### [EXTRACTED TEXT]
---+---

Cardiopulmonary (heart-lung) interactions play an important role in the pathophysiology of many different types of congenital heart lesions. Having the capacity to assess the pulmonary vasculature and to potentially alter prenatal flow by altering fetal vascular bed resistances in a safe and reliable manner would be of tremendous value.
The Fetal Heart Program at CHOP is one of the first programs in the world to begin incorporating provocative testing with maternal hyperoxygenation in our fetal echocardiography imaging suite. Maternal hyperoxygenation (MH) testing allows us the best chance to predict the health of the pulmonary vasculature before birth.

---+---

Stored data:
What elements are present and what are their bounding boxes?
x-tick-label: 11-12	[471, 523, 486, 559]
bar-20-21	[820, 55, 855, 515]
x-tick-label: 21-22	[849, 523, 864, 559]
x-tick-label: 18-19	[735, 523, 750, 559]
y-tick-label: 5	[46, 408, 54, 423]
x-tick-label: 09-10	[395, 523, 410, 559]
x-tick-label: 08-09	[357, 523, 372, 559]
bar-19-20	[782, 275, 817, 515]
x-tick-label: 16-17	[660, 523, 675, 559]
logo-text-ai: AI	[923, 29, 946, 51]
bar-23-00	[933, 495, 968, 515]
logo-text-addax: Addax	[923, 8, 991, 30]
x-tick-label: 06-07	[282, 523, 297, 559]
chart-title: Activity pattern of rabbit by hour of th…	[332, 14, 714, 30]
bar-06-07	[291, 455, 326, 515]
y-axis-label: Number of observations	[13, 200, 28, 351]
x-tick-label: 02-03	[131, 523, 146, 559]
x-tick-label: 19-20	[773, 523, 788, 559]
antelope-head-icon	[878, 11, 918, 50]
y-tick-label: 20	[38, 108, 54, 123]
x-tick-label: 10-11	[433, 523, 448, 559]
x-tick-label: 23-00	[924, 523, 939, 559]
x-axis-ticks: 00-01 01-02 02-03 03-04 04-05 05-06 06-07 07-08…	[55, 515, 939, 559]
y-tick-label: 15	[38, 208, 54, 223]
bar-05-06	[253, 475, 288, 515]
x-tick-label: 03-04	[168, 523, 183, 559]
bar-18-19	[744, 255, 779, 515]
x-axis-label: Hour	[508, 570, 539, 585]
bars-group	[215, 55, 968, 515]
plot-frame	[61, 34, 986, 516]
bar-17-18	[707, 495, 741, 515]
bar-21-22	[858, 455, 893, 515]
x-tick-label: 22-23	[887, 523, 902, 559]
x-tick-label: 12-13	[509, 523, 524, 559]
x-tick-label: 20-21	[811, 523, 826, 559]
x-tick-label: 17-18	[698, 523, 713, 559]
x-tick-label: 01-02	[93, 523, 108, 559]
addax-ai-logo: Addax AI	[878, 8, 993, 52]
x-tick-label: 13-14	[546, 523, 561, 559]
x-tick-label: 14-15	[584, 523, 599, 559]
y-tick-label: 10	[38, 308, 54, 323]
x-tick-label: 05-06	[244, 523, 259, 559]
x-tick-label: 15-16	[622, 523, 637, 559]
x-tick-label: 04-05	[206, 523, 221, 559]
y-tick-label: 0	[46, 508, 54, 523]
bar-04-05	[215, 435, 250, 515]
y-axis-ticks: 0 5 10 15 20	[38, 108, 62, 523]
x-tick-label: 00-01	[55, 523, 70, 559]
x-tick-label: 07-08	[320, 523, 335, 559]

---+---

### [WORK REQUEST 1]
Echo the passage on fetal heart testing word for word, starting at "The Fetal Heart" and ending at "vasculature before birth.".
### [WORK REQUEST 2]
According to the passage on fetal heart testing, what does maternal hyperoxygenation testing give the best chance to predict?
Nothing in these lines is needed.

### [ANSWER SECTION 1]
The Fetal Heart Program at CHOP is one of the first programs in the world to begin incorporating provocative testing with maternal hyperoxygenation in our fetal echocardiography imaging suite. Maternal hyperoxygenation (MH) testing allows us the best chance to predict the health of the pulmonary vasculature before birth.

### [ANSWER SECTION 2]
The health of the pulmonary vasculature before birth.